● **Task objective**: Examine the material below and count the lines that hold the word "Active". Report only the number.

------------------------------------------------------------------------

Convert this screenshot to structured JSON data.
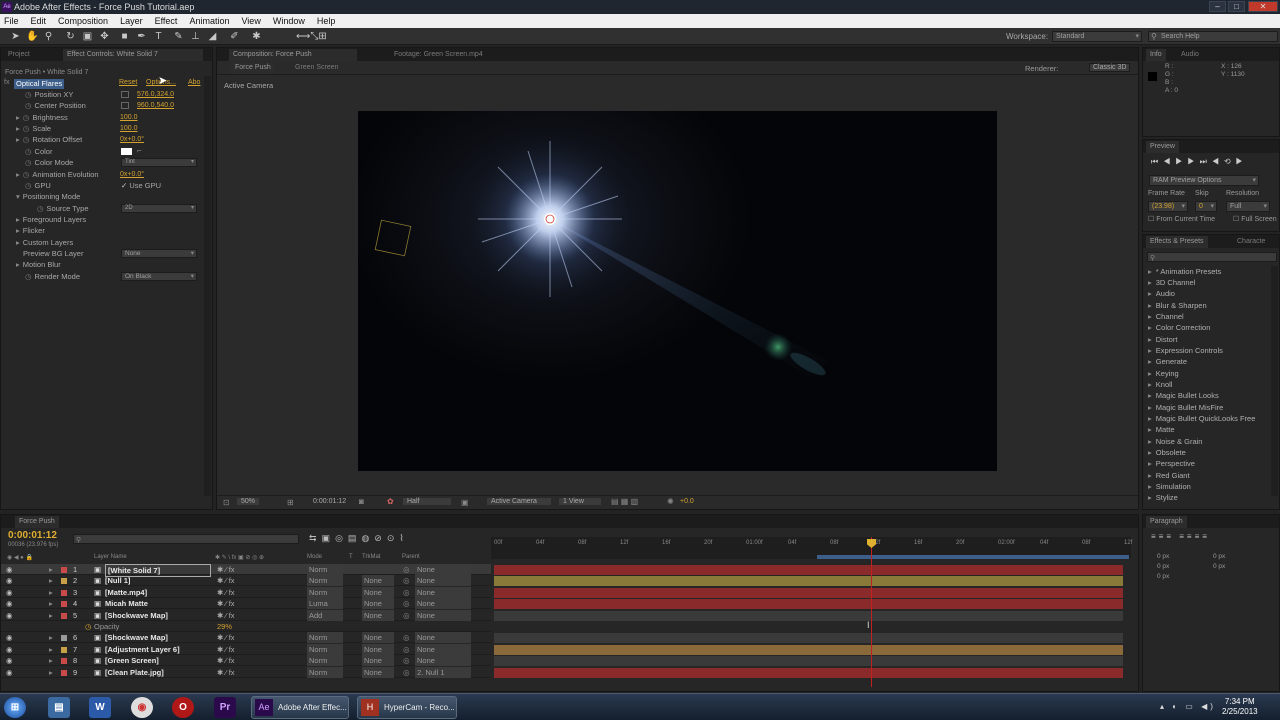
{
  "window": {
    "title": "Adobe After Effects - Force Push Tutorial.aep",
    "app_icon": "Ae"
  },
  "menu": [
    "File",
    "Edit",
    "Composition",
    "Layer",
    "Effect",
    "Animation",
    "View",
    "Window",
    "Help"
  ],
  "toolbar": {
    "workspace_label": "Workspace:",
    "workspace_value": "Standard",
    "search_placeholder": "Search Help"
  },
  "effect_controls": {
    "tabs": [
      "Project",
      "Effect Controls: White Solid 7"
    ],
    "breadcrumb": "Force Push • White Solid 7",
    "effect_name": "Optical Flares",
    "reset": "Reset",
    "options": "Options...",
    "about": "Abo",
    "props": [
      {
        "label": "Position XY",
        "value": "576.0,324.0"
      },
      {
        "label": "Center Position",
        "value": "960.0,540.0"
      },
      {
        "label": "Brightness",
        "value": "100.0"
      },
      {
        "label": "Scale",
        "value": "100.0"
      },
      {
        "label": "Rotation Offset",
        "value": "0x+0.0°"
      },
      {
        "label": "Color",
        "value": ""
      },
      {
        "label": "Color Mode",
        "value": "Tint"
      },
      {
        "label": "Animation Evolution",
        "value": "0x+0.0°"
      },
      {
        "label": "GPU",
        "value": "Use GPU"
      },
      {
        "label": "Positioning Mode",
        "value": ""
      },
      {
        "label": "Source Type",
        "value": "2D"
      },
      {
        "label": "Foreground Layers",
        "value": ""
      },
      {
        "label": "Flicker",
        "value": ""
      },
      {
        "label": "Custom Layers",
        "value": ""
      },
      {
        "label": "Preview BG Layer",
        "value": "None"
      },
      {
        "label": "Motion Blur",
        "value": ""
      },
      {
        "label": "Render Mode",
        "value": "On Black"
      }
    ]
  },
  "composition": {
    "tabs": [
      "Composition: Force Push",
      "Footage: Green Screen.mp4"
    ],
    "subtabs": [
      "Force Push",
      "Green Screen"
    ],
    "renderer_label": "Renderer:",
    "renderer": "Classic 3D",
    "view_label": "Active Camera",
    "zoom": "50%",
    "timecode": "0:00:01:12",
    "resolution": "Half",
    "camera": "Active Camera",
    "views": "1 View",
    "exposure": "+0.0"
  },
  "info": {
    "tabs": [
      "Info",
      "Audio"
    ],
    "r": "R :",
    "g": "G :",
    "b": "B :",
    "a": "A : 0",
    "x": "X : 126",
    "y": "Y : 1130"
  },
  "preview": {
    "title": "Preview",
    "ram_options": "RAM Preview Options",
    "frame_rate_label": "Frame Rate",
    "skip_label": "Skip",
    "resolution_label": "Resolution",
    "frame_rate": "(23.98)",
    "skip": "0",
    "resolution": "Full",
    "from_current": "From Current Time",
    "full_screen": "Full Screen"
  },
  "effects_presets": {
    "tabs": [
      "Effects & Presets",
      "Characte"
    ],
    "items": [
      "* Animation Presets",
      "3D Channel",
      "Audio",
      "Blur & Sharpen",
      "Channel",
      "Color Correction",
      "Distort",
      "Expression Controls",
      "Generate",
      "Keying",
      "Knoll",
      "Magic Bullet Looks",
      "Magic Bullet MisFire",
      "Magic Bullet QuickLooks Free",
      "Matte",
      "Noise & Grain",
      "Obsolete",
      "Perspective",
      "Red Giant",
      "Simulation",
      "Stylize"
    ]
  },
  "paragraph": {
    "title": "Paragraph",
    "px": [
      "0 px",
      "0 px",
      "0 px",
      "0 px",
      "0 px"
    ]
  },
  "timeline": {
    "tab": "Force Push",
    "timecode": "0:00:01:12",
    "fps": "00036 (23.976 fps)",
    "col_layer": "Layer Name",
    "col_mode": "Mode",
    "col_t": "T",
    "col_trkmat": "TrkMat",
    "col_parent": "Parent",
    "ruler": [
      "00f",
      "04f",
      "08f",
      "12f",
      "16f",
      "20f",
      "01:00f",
      "04f",
      "08f",
      "12f",
      "16f",
      "20f",
      "02:00f",
      "04f",
      "08f",
      "12f"
    ],
    "layers": [
      {
        "num": "1",
        "name": "[White Solid 7]",
        "mode": "Norm",
        "trkmat": "",
        "parent": "None",
        "color": "#c94a4a"
      },
      {
        "num": "2",
        "name": "[Null 1]",
        "mode": "Norm",
        "trkmat": "None",
        "parent": "None",
        "color": "#c9a04a"
      },
      {
        "num": "3",
        "name": "[Matte.mp4]",
        "mode": "Norm",
        "trkmat": "None",
        "parent": "None",
        "color": "#c94a4a"
      },
      {
        "num": "4",
        "name": "Micah Matte",
        "mode": "Luma",
        "trkmat": "None",
        "parent": "None",
        "color": "#c94a4a"
      },
      {
        "num": "5",
        "name": "[Shockwave Map]",
        "mode": "Add",
        "trkmat": "None",
        "parent": "None",
        "color": "#c94a4a"
      },
      {
        "num": "",
        "name": "Opacity",
        "mode": "",
        "trkmat": "",
        "parent": "",
        "color": ""
      },
      {
        "num": "6",
        "name": "[Shockwave Map]",
        "mode": "Norm",
        "trkmat": "None",
        "parent": "None",
        "color": "#9a9a9a"
      },
      {
        "num": "7",
        "name": "[Adjustment Layer 6]",
        "mode": "Norm",
        "trkmat": "None",
        "parent": "None",
        "color": "#c9a04a"
      },
      {
        "num": "8",
        "name": "[Green Screen]",
        "mode": "Norm",
        "trkmat": "None",
        "parent": "None",
        "color": "#c94a4a"
      },
      {
        "num": "9",
        "name": "[Clean Plate.jpg]",
        "mode": "Norm",
        "trkmat": "None",
        "parent": "2. Null 1",
        "color": "#c94a4a"
      }
    ],
    "opacity_value": "29%"
  },
  "taskbar": {
    "apps": [
      "Adobe After Effec...",
      "HyperCam - Reco..."
    ],
    "time": "7:34 PM",
    "date": "2/25/2013"
  }
}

------------------------------------------------------------------------

● **Task answer**: 2